**Required task**
Each line below should be reproduced without any alteration.

##### Extracted entries #####

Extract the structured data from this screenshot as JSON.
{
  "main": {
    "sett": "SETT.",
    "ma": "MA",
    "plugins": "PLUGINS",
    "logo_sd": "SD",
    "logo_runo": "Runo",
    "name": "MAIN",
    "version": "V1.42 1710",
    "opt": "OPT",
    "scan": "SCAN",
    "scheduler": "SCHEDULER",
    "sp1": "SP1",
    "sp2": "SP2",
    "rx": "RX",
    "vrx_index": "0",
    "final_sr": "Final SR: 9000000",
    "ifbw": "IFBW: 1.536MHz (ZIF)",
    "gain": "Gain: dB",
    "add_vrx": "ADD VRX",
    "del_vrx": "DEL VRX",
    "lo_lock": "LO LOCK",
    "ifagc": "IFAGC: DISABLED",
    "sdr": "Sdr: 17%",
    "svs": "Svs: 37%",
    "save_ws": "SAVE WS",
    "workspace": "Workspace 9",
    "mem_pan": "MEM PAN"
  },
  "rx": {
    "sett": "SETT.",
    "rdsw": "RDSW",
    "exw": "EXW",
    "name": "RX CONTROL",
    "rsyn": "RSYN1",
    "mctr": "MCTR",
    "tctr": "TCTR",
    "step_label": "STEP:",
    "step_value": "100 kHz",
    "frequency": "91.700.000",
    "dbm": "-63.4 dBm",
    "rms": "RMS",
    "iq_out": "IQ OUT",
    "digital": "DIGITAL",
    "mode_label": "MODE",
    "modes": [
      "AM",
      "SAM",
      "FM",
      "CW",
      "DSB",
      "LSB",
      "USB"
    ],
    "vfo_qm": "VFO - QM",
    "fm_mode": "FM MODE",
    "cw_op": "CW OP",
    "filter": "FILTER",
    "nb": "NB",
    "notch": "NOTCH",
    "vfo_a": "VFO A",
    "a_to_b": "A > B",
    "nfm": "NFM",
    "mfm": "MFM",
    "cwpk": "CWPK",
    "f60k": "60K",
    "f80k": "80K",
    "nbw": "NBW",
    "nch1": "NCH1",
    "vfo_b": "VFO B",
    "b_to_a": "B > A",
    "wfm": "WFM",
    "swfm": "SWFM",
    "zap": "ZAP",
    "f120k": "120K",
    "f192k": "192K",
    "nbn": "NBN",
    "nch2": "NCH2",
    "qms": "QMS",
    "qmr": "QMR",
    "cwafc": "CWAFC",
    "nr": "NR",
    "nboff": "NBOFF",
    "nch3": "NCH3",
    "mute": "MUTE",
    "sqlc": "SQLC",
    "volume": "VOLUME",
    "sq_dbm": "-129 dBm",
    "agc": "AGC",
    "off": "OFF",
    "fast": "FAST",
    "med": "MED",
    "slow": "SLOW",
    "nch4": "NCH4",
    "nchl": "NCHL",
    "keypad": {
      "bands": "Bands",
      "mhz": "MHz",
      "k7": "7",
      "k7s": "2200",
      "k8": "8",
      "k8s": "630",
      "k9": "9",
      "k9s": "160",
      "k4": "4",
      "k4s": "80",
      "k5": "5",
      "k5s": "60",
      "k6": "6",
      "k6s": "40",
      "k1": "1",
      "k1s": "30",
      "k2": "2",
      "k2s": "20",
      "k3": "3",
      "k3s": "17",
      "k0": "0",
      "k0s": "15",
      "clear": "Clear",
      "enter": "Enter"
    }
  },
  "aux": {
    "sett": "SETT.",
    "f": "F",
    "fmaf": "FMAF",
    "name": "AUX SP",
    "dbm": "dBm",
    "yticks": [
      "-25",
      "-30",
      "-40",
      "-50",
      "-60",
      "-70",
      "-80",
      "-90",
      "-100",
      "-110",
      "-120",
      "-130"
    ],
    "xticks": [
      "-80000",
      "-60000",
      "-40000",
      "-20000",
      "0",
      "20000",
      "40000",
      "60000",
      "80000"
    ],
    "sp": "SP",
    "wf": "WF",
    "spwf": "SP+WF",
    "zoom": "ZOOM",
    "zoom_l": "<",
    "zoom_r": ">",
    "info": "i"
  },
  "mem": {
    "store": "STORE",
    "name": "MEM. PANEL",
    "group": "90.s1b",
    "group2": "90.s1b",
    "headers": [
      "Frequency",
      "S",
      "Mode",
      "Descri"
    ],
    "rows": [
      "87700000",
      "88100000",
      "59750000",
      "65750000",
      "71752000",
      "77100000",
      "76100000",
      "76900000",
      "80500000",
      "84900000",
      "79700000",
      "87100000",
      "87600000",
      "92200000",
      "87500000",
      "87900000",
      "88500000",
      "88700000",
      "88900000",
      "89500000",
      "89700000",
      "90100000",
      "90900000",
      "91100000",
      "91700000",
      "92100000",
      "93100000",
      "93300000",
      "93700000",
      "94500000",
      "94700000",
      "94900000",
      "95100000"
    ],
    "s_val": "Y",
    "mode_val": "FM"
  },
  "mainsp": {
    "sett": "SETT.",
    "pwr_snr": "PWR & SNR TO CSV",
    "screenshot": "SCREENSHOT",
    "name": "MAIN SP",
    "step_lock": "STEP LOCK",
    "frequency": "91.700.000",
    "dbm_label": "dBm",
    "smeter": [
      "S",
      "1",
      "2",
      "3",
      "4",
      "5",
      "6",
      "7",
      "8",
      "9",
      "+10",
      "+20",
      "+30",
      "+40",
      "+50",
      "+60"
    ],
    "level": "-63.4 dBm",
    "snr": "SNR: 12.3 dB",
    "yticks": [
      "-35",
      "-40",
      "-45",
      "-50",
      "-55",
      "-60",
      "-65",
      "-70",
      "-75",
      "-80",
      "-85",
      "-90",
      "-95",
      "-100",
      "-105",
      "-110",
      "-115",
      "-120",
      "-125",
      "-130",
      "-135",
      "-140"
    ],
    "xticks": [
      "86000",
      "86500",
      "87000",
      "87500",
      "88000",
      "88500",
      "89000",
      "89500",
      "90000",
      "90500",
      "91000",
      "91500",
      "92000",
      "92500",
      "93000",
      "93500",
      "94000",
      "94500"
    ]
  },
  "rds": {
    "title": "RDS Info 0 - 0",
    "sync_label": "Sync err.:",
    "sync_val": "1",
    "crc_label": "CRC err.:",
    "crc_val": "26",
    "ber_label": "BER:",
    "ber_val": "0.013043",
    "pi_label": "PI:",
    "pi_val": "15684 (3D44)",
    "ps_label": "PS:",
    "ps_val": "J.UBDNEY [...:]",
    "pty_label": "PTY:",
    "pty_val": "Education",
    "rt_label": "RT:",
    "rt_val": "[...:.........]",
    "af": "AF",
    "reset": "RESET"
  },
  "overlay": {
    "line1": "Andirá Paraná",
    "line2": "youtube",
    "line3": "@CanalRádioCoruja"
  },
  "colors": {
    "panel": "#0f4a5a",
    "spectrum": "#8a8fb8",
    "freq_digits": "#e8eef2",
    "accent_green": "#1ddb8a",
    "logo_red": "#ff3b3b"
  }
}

#####

**Full solution**
Extract the structured data from this screenshot as JSON.
{
  "main": {
    "sett": "SETT.",
    "ma": "MA",
    "plugins": "PLUGINS",
    "logo_sd": "SD",
    "logo_runo": "Runo",
    "name": "MAIN",
    "version": "V1.42 1710",
    "opt": "OPT",
    "scan": "SCAN",
    "scheduler": "SCHEDULER",
    "sp1": "SP1",
    "sp2": "SP2",
    "rx": "RX",
    "vrx_index": "0",
    "final_sr": "Final SR: 9000000",
    "ifbw": "IFBW: 1.536MHz (ZIF)",
    "gain": "Gain: dB",
    "add_vrx": "ADD VRX",
    "del_vrx": "DEL VRX",
    "lo_lock": "LO LOCK",
    "ifagc": "IFAGC: DISABLED",
    "sdr": "Sdr: 17%",
    "svs": "Svs: 37%",
    "save_ws": "SAVE WS",
    "workspace": "Workspace 9",
    "mem_pan": "MEM PAN"
  },
  "rx": {
    "sett": "SETT.",
    "rdsw": "RDSW",
    "exw": "EXW",
    "name": "RX CONTROL",
    "rsyn": "RSYN1",
    "mctr": "MCTR",
    "tctr": "TCTR",
    "step_label": "STEP:",
    "step_value": "100 kHz",
    "frequency": "91.700.000",
    "dbm": "-63.4 dBm",
    "rms": "RMS",
    "iq_out": "IQ OUT",
    "digital": "DIGITAL",
    "mode_label": "MODE",
    "modes": [
      "AM",
      "SAM",
      "FM",
      "CW",
      "DSB",
      "LSB",
      "USB"
    ],
    "vfo_qm": "VFO - QM",
    "fm_mode": "FM MODE",
    "cw_op": "CW OP",
    "filter": "FILTER",
    "nb": "NB",
    "notch": "NOTCH",
    "vfo_a": "VFO A",
    "a_to_b": "A > B",
    "nfm": "NFM",
    "mfm": "MFM",
    "cwpk": "CWPK",
    "f60k": "60K",
    "f80k": "80K",
    "nbw": "NBW",
    "nch1": "NCH1",
    "vfo_b": "VFO B",
    "b_to_a": "B > A",
    "wfm": "WFM",
    "swfm": "SWFM",
    "zap": "ZAP",
    "f120k": "120K",
    "f192k": "192K",
    "nbn": "NBN",
    "nch2": "NCH2",
    "qms": "QMS",
    "qmr": "QMR",
    "cwafc": "CWAFC",
    "nr": "NR",
    "nboff": "NBOFF",
    "nch3": "NCH3",
    "mute": "MUTE",
    "sqlc": "SQLC",
    "volume": "VOLUME",
    "sq_dbm": "-129 dBm",
    "agc": "AGC",
    "off": "OFF",
    "fast": "FAST",
    "med": "MED",
    "slow": "SLOW",
    "nch4": "NCH4",
    "nchl": "NCHL",
    "keypad": {
      "bands": "Bands",
      "mhz": "MHz",
      "k7": "7",
      "k7s": "2200",
      "k8": "8",
      "k8s": "630",
      "k9": "9",
      "k9s": "160",
      "k4": "4",
      "k4s": "80",
      "k5": "5",
      "k5s": "60",
      "k6": "6",
      "k6s": "40",
      "k1": "1",
      "k1s": "30",
      "k2": "2",
      "k2s": "20",
      "k3": "3",
      "k3s": "17",
      "k0": "0",
      "k0s": "15",
      "clear": "Clear",
      "enter": "Enter"
    }
  },
  "aux": {
    "sett": "SETT.",
    "f": "F",
    "fmaf": "FMAF",
    "name": "AUX SP",
    "dbm": "dBm",
    "yticks": [
      "-25",
      "-30",
      "-40",
      "-50",
      "-60",
      "-70",
      "-80",
      "-90",
      "-100",
      "-110",
      "-120",
      "-130"
    ],
    "xticks": [
      "-80000",
      "-60000",
      "-40000",
      "-20000",
      "0",
      "20000",
      "40000",
      "60000",
      "80000"
    ],
    "sp": "SP",
    "wf": "WF",
    "spwf": "SP+WF",
    "zoom": "ZOOM",
    "zoom_l": "<",
    "zoom_r": ">",
    "info": "i"
  },
  "mem": {
    "store": "STORE",
    "name": "MEM. PANEL",
    "group": "90.s1b",
    "group2": "90.s1b",
    "headers": [
      "Frequency",
      "S",
      "Mode",
      "Descri"
    ],
    "rows": [
      "87700000",
      "88100000",
      "59750000",
      "65750000",
      "71752000",
      "77100000",
      "76100000",
      "76900000",
      "80500000",
      "84900000",
      "79700000",
      "87100000",
      "87600000",
      "92200000",
      "87500000",
      "87900000",
      "88500000",
      "88700000",
      "88900000",
      "89500000",
      "89700000",
      "90100000",
      "90900000",
      "91100000",
      "91700000",
      "92100000",
      "93100000",
      "93300000",
      "93700000",
      "94500000",
      "94700000",
      "94900000",
      "95100000"
    ],
    "s_val": "Y",
    "mode_val": "FM"
  },
  "mainsp": {
    "sett": "SETT.",
    "pwr_snr": "PWR & SNR TO CSV",
    "screenshot": "SCREENSHOT",
    "name": "MAIN SP",
    "step_lock": "STEP LOCK",
    "frequency": "91.700.000",
    "dbm_label": "dBm",
    "smeter": [
      "S",
      "1",
      "2",
      "3",
      "4",
      "5",
      "6",
      "7",
      "8",
      "9",
      "+10",
      "+20",
      "+30",
      "+40",
      "+50",
      "+60"
    ],
    "level": "-63.4 dBm",
    "snr": "SNR: 12.3 dB",
    "yticks": [
      "-35",
      "-40",
      "-45",
      "-50",
      "-55",
      "-60",
      "-65",
      "-70",
      "-75",
      "-80",
      "-85",
      "-90",
      "-95",
      "-100",
      "-105",
      "-110",
      "-115",
      "-120",
      "-125",
      "-130",
      "-135",
      "-140"
    ],
    "xticks": [
      "86000",
      "86500",
      "87000",
      "87500",
      "88000",
      "88500",
      "89000",
      "89500",
      "90000",
      "90500",
      "91000",
      "91500",
      "92000",
      "92500",
      "93000",
      "93500",
      "94000",
      "94500"
    ]
  },
  "rds": {
    "title": "RDS Info 0 - 0",
    "sync_label": "Sync err.:",
    "sync_val": "1",
    "crc_label": "CRC err.:",
    "crc_val": "26",
    "ber_label": "BER:",
    "ber_val": "0.013043",
    "pi_label": "PI:",
    "pi_val": "15684 (3D44)",
    "ps_label": "PS:",
    "ps_val": "J.UBDNEY [...:]",
    "pty_label": "PTY:",
    "pty_val": "Education",
    "rt_label": "RT:",
    "rt_val": "[...:.........]",
    "af": "AF",
    "reset": "RESET"
  },
  "overlay": {
    "line1": "Andirá Paraná",
    "line2": "youtube",
    "line3": "@CanalRádioCoruja"
  },
  "colors": {
    "panel": "#0f4a5a",
    "spectrum": "#8a8fb8",
    "freq_digits": "#e8eef2",
    "accent_green": "#1ddb8a",
    "logo_red": "#ff3b3b"
  }
}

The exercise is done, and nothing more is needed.